+++ Source records +++

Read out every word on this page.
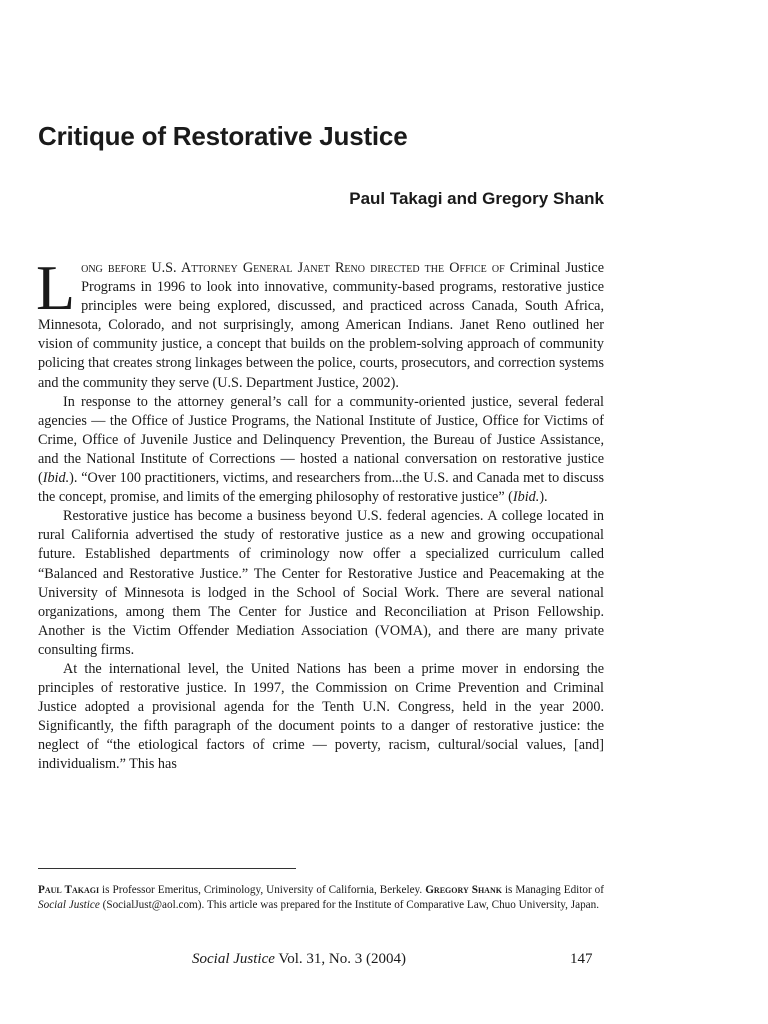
Critique of Restorative Justice
Paul Takagi and Gregory Shank

Long before U.S. Attorney General Janet Reno directed the Office of Criminal Justice Programs in 1996 to look into innovative, community-based programs, restorative justice principles were being explored, discussed, and practiced across Canada, South Africa, Minnesota, Colorado, and not surprisingly, among American Indians. Janet Reno outlined her vision of community justice, a concept that builds on the problem-solving approach of community policing that creates strong linkages between the police, courts, prosecutors, and correction systems and the community they serve (U.S. Department Justice, 2002).

In response to the attorney general’s call for a community-oriented justice, several federal agencies — the Office of Justice Programs, the National Institute of Justice, Office for Victims of Crime, Office of Juvenile Justice and Delinquency Prevention, the Bureau of Justice Assistance, and the National Institute of Corrections — hosted a national conversation on restorative justice (Ibid.). “Over 100 practitioners, victims, and researchers from...the U.S. and Canada met to discuss the concept, promise, and limits of the emerging philosophy of restorative justice” (Ibid.).

Restorative justice has become a business beyond U.S. federal agencies. A college located in rural California advertised the study of restorative justice as a new and growing occupational future. Established departments of criminology now offer a specialized curriculum called “Balanced and Restorative Justice.” The Center for Restorative Justice and Peacemaking at the University of Minnesota is lodged in the School of Social Work. There are several national organizations, among them The Center for Justice and Reconciliation at Prison Fellowship. Another is the Victim Offender Mediation Association (VOMA), and there are many private consulting firms.

At the international level, the United Nations has been a prime mover in endorsing the principles of restorative justice. In 1997, the Commission on Crime Prevention and Criminal Justice adopted a provisional agenda for the Tenth U.N. Congress, held in the year 2000. Significantly, the fifth paragraph of the document points to a danger of restorative justice: the neglect of “the etiological factors of crime — poverty, racism, cultural/social values, [and] individualism.” This has

Paul Takagi is Professor Emeritus, Criminology, University of California, Berkeley. Gregory Shank is Managing Editor of Social Justice (SocialJust@aol.com). This article was prepared for the Institute of Comparative Law, Chuo University, Japan.
Social Justice Vol. 31, No. 3 (2004)	147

+++

### Stated exercise
Find the lines that include the string "Shank", then copy each of them.

### Right answer
Paul Takagi and Gregory Shank
Paul Takagi is Professor Emeritus, Criminology, University of California, Berkeley. Gregory Shank is Managing Editor of Social Justice (SocialJust@aol.com). This article was prepared for the Institute of Comparative Law, Chuo University, Japan.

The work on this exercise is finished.